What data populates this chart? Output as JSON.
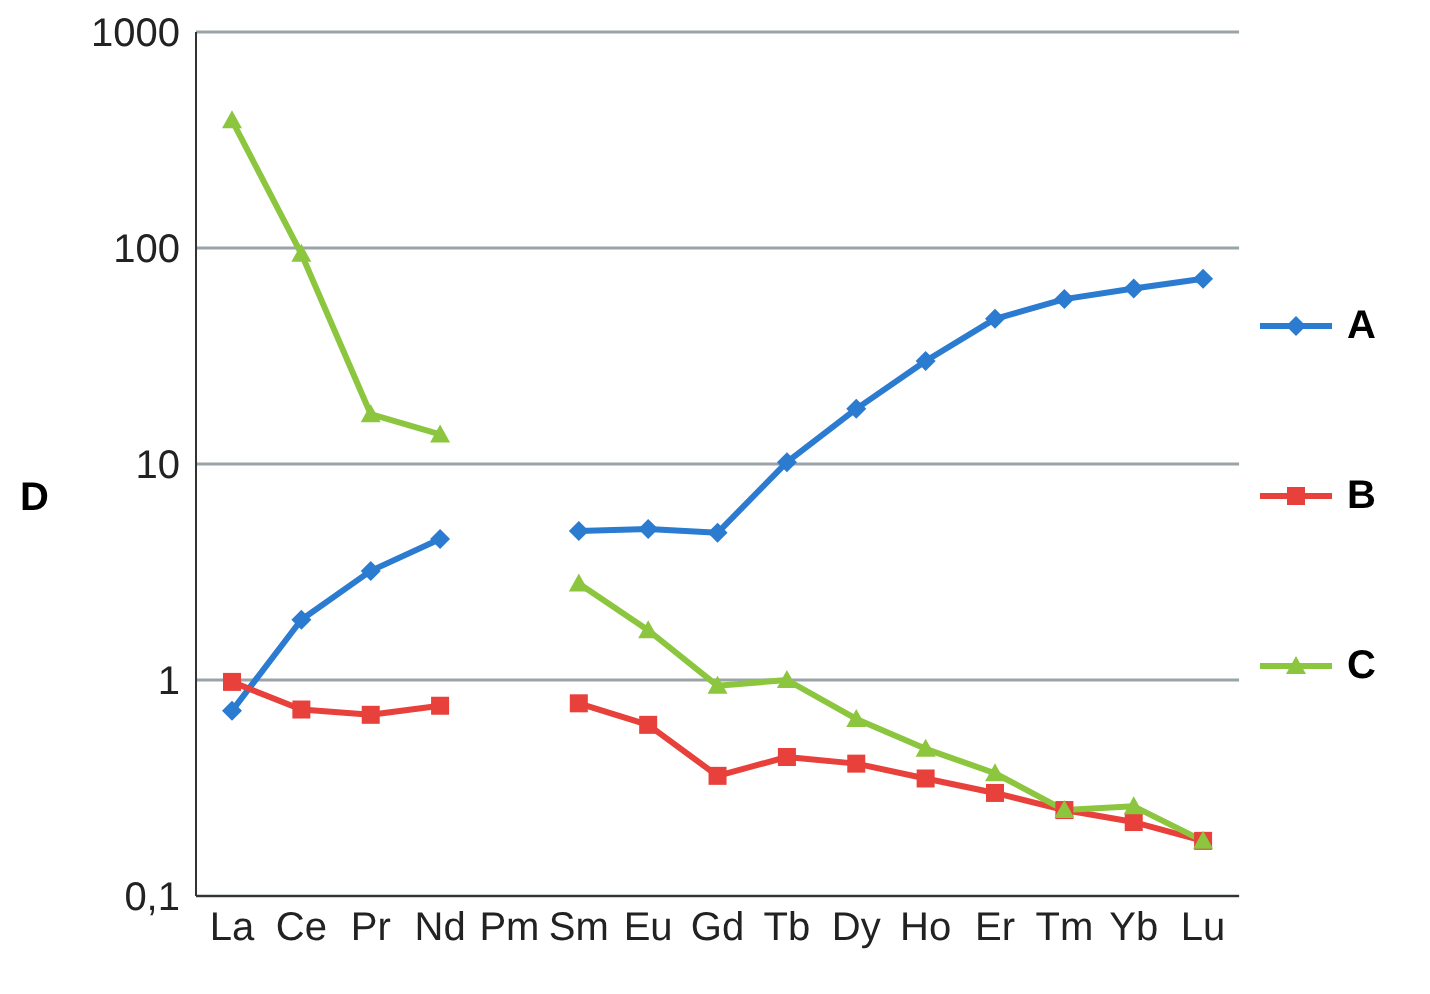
{
  "chart_data": {
    "type": "line",
    "ylabel": "D",
    "categories": [
      "La",
      "Ce",
      "Pr",
      "Nd",
      "Pm",
      "Sm",
      "Eu",
      "Gd",
      "Tb",
      "Dy",
      "Ho",
      "Er",
      "Tm",
      "Yb",
      "Lu"
    ],
    "series": [
      {
        "name": "A",
        "color": "#2b7bd0",
        "marker": "diamond",
        "values": [
          0.72,
          1.9,
          3.2,
          4.5,
          null,
          4.9,
          5.0,
          4.8,
          10.2,
          18,
          30,
          47,
          58,
          65,
          72
        ]
      },
      {
        "name": "B",
        "color": "#e8403a",
        "marker": "square",
        "values": [
          0.98,
          0.73,
          0.69,
          0.76,
          null,
          0.78,
          0.62,
          0.36,
          0.44,
          0.41,
          0.35,
          0.3,
          0.25,
          0.22,
          0.18
        ]
      },
      {
        "name": "C",
        "color": "#8cc63f",
        "marker": "triangle",
        "values": [
          390,
          94,
          17,
          13.7,
          null,
          2.8,
          1.7,
          0.94,
          1.0,
          0.66,
          0.48,
          0.37,
          0.25,
          0.26,
          0.18
        ]
      }
    ],
    "log": true,
    "ylim": [
      0.1,
      1000
    ],
    "yticks": [
      {
        "value": 0.1,
        "label": "0,1"
      },
      1,
      10,
      100,
      1000
    ],
    "grid": "y",
    "legend": "right",
    "line_style": "solid"
  }
}
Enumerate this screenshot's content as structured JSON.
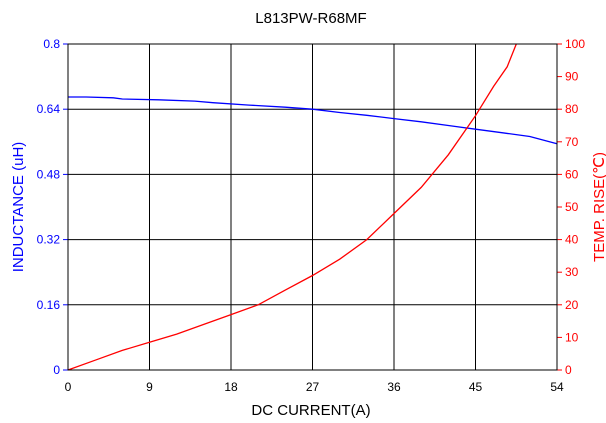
{
  "chart_data": {
    "type": "line",
    "title": "L813PW-R68MF",
    "xlabel": "DC CURRENT(A)",
    "ylabel_left": "INDUCTANCE (uH)",
    "ylabel_right": "TEMP. RISE(℃)",
    "x_ticks": [
      "0",
      "9",
      "18",
      "27",
      "36",
      "45",
      "54"
    ],
    "y_left_ticks": [
      "0",
      "0.16",
      "0.32",
      "0.48",
      "0.64",
      "0.8"
    ],
    "y_right_ticks": [
      "0",
      "10",
      "20",
      "30",
      "40",
      "50",
      "60",
      "70",
      "80",
      "90",
      "100"
    ],
    "xlim": [
      0,
      54
    ],
    "ylim_left": [
      0,
      0.8
    ],
    "ylim_right": [
      0,
      100
    ],
    "grid": true,
    "colors": {
      "inductance": "#0000ff",
      "temp_rise": "#ff0000",
      "grid": "#000000"
    },
    "series": [
      {
        "axis": "left",
        "color": "#0000ff",
        "x": [
          0,
          2,
          5,
          6,
          10,
          14,
          16,
          20,
          24,
          27,
          30,
          33,
          36,
          39,
          42,
          45,
          48,
          51,
          54
        ],
        "y": [
          0.67,
          0.67,
          0.668,
          0.665,
          0.663,
          0.66,
          0.656,
          0.65,
          0.645,
          0.64,
          0.632,
          0.625,
          0.617,
          0.609,
          0.6,
          0.591,
          0.582,
          0.573,
          0.555
        ]
      },
      {
        "axis": "right",
        "color": "#ff0000",
        "x": [
          0,
          3,
          6,
          9,
          12,
          15,
          18,
          21,
          24,
          27,
          30,
          33,
          36,
          39,
          42,
          45,
          47,
          48.5,
          49.5
        ],
        "y": [
          0,
          3,
          6,
          8.5,
          11,
          14,
          17,
          20,
          24.5,
          29,
          34,
          40,
          48,
          56,
          66,
          78,
          87,
          93,
          100
        ]
      }
    ]
  }
}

• [Written instruction]: Determine the number of lines in these entries that contain the word "this", and write only that number.

• [Solution]: 2